- _YOUR GOAL_
Go through the listing below and list every line with "marker".

===== DATA =====

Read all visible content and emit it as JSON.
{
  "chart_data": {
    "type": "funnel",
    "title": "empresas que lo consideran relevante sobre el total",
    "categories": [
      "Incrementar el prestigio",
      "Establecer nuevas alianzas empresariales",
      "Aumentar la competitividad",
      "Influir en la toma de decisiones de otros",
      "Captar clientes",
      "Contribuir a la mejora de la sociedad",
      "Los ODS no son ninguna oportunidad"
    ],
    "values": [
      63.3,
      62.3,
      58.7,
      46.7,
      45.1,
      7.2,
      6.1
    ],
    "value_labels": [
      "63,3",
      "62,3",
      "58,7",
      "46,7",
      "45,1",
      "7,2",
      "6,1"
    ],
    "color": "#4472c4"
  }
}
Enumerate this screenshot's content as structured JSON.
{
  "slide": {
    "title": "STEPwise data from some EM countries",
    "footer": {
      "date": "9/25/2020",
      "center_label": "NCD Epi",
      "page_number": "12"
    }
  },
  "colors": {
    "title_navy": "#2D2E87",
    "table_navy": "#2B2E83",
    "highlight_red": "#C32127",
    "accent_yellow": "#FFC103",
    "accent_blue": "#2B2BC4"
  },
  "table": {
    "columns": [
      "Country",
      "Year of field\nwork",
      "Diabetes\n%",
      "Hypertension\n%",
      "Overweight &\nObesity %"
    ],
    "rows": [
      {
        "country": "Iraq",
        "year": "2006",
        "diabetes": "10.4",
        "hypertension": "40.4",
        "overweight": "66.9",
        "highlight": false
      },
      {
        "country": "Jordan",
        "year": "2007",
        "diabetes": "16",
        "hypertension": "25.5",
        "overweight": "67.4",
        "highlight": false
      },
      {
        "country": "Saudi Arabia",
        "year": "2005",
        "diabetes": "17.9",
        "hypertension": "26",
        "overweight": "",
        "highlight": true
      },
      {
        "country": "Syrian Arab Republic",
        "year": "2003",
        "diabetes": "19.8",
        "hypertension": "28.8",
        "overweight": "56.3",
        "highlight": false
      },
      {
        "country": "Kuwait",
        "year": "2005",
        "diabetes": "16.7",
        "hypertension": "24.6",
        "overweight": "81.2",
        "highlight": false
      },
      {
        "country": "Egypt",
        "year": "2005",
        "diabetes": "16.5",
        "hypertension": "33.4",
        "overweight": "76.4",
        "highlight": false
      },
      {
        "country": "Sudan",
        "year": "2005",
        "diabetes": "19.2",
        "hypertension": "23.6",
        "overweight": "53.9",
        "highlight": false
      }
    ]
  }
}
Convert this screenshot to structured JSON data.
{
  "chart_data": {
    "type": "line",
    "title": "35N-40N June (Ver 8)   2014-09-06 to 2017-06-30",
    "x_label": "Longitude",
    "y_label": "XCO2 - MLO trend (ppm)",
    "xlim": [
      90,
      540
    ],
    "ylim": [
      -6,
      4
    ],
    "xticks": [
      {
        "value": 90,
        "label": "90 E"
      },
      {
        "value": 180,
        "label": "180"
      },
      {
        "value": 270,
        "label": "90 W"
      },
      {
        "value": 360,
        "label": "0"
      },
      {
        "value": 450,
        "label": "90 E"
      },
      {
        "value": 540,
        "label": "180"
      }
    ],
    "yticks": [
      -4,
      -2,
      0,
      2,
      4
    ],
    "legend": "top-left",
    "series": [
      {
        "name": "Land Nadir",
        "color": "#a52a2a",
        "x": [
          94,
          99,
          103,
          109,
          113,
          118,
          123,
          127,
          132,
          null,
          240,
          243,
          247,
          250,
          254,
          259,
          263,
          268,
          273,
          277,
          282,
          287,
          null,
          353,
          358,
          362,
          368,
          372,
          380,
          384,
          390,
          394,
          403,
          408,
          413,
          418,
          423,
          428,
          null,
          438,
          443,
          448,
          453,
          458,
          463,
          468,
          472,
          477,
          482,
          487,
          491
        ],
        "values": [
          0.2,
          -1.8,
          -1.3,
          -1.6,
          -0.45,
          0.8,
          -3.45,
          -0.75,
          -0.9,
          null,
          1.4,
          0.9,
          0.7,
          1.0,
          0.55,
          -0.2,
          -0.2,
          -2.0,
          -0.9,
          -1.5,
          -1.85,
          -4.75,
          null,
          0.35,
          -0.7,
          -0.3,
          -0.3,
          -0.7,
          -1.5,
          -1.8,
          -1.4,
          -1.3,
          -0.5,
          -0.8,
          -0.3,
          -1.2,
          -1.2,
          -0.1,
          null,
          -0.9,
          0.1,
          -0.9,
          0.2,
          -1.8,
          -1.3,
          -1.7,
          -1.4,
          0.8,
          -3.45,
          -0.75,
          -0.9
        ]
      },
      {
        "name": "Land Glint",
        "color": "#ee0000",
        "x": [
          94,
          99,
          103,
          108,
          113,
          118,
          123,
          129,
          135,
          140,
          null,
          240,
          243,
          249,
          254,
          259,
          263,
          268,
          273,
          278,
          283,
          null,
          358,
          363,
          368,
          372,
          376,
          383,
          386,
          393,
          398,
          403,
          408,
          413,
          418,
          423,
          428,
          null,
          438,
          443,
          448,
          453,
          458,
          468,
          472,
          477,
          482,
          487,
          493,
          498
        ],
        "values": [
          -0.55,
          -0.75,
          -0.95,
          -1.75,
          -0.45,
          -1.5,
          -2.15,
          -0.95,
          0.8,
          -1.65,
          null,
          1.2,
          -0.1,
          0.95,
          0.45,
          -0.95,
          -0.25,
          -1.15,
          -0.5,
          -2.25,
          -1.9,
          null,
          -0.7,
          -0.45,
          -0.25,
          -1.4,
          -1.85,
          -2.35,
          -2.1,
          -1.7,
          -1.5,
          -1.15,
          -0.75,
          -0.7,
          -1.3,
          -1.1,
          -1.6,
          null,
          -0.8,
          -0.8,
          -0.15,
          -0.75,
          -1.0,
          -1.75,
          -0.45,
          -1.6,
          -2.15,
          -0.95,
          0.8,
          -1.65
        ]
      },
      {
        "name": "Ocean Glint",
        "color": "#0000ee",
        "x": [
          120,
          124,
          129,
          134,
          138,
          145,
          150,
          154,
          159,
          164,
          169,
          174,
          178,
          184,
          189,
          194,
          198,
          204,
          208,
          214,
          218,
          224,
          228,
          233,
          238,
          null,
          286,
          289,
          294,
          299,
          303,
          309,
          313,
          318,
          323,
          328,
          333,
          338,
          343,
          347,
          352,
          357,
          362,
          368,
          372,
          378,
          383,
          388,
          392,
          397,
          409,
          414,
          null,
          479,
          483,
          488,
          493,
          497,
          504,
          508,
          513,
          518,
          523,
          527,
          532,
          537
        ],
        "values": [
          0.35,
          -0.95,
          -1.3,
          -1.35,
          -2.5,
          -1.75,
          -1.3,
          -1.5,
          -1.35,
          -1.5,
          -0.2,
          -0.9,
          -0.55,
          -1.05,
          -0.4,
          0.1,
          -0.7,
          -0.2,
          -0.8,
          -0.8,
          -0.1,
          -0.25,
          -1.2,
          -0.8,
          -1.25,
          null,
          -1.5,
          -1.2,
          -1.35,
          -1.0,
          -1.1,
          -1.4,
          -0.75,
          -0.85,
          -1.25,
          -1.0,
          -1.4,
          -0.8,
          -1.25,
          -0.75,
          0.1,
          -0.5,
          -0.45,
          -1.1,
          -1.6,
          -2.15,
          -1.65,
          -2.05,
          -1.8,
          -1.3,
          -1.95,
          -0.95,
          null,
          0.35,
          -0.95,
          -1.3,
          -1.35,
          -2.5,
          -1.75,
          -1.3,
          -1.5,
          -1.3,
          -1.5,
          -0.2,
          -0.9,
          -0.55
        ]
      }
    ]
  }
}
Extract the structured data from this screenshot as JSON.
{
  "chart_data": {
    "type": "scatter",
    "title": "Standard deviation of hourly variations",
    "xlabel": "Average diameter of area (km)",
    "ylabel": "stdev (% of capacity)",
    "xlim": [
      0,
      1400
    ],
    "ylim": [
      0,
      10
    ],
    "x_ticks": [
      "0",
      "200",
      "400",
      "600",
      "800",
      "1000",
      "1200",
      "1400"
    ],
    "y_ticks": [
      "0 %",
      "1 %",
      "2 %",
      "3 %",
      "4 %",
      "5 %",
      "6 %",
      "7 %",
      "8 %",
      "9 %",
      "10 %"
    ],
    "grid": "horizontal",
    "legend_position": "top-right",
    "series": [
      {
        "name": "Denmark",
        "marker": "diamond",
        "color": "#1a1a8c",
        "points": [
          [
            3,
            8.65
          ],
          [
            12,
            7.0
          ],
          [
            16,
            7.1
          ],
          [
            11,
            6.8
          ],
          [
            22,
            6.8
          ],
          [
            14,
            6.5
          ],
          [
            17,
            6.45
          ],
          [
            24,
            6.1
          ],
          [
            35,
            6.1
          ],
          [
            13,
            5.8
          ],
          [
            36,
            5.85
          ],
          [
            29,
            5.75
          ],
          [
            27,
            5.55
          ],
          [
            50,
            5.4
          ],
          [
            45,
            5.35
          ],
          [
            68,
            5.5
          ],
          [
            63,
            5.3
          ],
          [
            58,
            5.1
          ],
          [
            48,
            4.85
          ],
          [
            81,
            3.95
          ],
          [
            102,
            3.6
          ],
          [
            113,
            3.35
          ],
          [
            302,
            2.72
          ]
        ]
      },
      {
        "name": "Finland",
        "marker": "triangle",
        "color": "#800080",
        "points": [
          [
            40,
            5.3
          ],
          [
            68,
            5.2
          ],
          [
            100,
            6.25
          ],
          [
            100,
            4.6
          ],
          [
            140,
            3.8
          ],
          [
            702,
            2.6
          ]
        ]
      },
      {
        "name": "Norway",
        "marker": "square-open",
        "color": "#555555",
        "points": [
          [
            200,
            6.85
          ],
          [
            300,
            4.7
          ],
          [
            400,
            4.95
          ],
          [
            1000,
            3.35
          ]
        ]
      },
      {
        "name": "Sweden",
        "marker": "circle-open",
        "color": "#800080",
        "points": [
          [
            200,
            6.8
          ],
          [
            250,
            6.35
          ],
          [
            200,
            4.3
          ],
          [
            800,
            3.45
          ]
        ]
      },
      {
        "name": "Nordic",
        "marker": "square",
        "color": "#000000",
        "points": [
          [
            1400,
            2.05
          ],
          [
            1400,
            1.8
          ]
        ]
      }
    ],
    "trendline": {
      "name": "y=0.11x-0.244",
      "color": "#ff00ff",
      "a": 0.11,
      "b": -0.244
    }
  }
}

=====

- _SOLUTION FOR THIS PROBLEM_
        "marker": "diamond",
        "marker": "triangle",
        "marker": "square-open",
        "marker": "circle-open",
        "marker": "square",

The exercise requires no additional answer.